What you are asked to do
Present the following entries again, word for word and in full.

Part of a data file:

(begin)

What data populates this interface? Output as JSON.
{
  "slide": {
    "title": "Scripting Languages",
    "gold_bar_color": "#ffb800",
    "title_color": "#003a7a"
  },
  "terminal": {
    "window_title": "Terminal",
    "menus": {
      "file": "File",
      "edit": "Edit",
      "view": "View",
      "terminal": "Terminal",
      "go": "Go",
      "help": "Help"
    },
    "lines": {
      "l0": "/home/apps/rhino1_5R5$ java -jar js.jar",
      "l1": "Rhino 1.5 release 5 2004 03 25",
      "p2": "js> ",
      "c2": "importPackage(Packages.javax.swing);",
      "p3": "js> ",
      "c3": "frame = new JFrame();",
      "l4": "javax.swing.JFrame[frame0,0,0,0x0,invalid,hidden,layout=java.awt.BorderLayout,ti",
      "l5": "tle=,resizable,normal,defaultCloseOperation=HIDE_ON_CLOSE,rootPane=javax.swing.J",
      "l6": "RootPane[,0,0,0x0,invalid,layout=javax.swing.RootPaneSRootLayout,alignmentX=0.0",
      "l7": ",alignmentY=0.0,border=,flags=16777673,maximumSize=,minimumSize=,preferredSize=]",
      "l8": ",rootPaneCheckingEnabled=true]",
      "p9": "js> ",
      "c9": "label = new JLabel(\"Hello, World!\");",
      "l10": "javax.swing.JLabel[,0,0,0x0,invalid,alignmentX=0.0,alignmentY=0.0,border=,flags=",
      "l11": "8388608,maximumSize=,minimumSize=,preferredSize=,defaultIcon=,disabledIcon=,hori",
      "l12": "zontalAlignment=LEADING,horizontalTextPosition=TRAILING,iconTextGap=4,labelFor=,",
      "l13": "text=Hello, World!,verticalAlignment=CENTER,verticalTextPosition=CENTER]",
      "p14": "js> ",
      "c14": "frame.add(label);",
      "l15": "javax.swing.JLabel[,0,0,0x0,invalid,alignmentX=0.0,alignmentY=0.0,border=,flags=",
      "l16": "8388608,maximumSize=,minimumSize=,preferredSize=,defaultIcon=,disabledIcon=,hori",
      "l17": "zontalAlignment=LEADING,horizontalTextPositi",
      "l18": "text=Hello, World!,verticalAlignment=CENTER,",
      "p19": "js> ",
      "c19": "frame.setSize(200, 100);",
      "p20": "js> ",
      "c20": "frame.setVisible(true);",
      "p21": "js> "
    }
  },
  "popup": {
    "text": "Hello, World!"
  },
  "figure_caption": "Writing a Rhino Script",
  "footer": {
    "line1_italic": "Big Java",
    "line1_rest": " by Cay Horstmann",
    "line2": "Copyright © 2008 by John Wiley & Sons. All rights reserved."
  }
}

(end)

Response
What data populates this interface? Output as JSON.
{
  "slide": {
    "title": "Scripting Languages",
    "gold_bar_color": "#ffb800",
    "title_color": "#003a7a"
  },
  "terminal": {
    "window_title": "Terminal",
    "menus": {
      "file": "File",
      "edit": "Edit",
      "view": "View",
      "terminal": "Terminal",
      "go": "Go",
      "help": "Help"
    },
    "lines": {
      "l0": "/home/apps/rhino1_5R5$ java -jar js.jar",
      "l1": "Rhino 1.5 release 5 2004 03 25",
      "p2": "js> ",
      "c2": "importPackage(Packages.javax.swing);",
      "p3": "js> ",
      "c3": "frame = new JFrame();",
      "l4": "javax.swing.JFrame[frame0,0,0,0x0,invalid,hidden,layout=java.awt.BorderLayout,ti",
      "l5": "tle=,resizable,normal,defaultCloseOperation=HIDE_ON_CLOSE,rootPane=javax.swing.J",
      "l6": "RootPane[,0,0,0x0,invalid,layout=javax.swing.RootPaneSRootLayout,alignmentX=0.0",
      "l7": ",alignmentY=0.0,border=,flags=16777673,maximumSize=,minimumSize=,preferredSize=]",
      "l8": ",rootPaneCheckingEnabled=true]",
      "p9": "js> ",
      "c9": "label = new JLabel(\"Hello, World!\");",
      "l10": "javax.swing.JLabel[,0,0,0x0,invalid,alignmentX=0.0,alignmentY=0.0,border=,flags=",
      "l11": "8388608,maximumSize=,minimumSize=,preferredSize=,defaultIcon=,disabledIcon=,hori",
      "l12": "zontalAlignment=LEADING,horizontalTextPosition=TRAILING,iconTextGap=4,labelFor=,",
      "l13": "text=Hello, World!,verticalAlignment=CENTER,verticalTextPosition=CENTER]",
      "p14": "js> ",
      "c14": "frame.add(label);",
      "l15": "javax.swing.JLabel[,0,0,0x0,invalid,alignmentX=0.0,alignmentY=0.0,border=,flags=",
      "l16": "8388608,maximumSize=,minimumSize=,preferredSize=,defaultIcon=,disabledIcon=,hori",
      "l17": "zontalAlignment=LEADING,horizontalTextPositi",
      "l18": "text=Hello, World!,verticalAlignment=CENTER,",
      "p19": "js> ",
      "c19": "frame.setSize(200, 100);",
      "p20": "js> ",
      "c20": "frame.setVisible(true);",
      "p21": "js> "
    }
  },
  "popup": {
    "text": "Hello, World!"
  },
  "figure_caption": "Writing a Rhino Script",
  "footer": {
    "line1_italic": "Big Java",
    "line1_rest": " by Cay Horstmann",
    "line2": "Copyright © 2008 by John Wiley & Sons. All rights reserved."
  }
}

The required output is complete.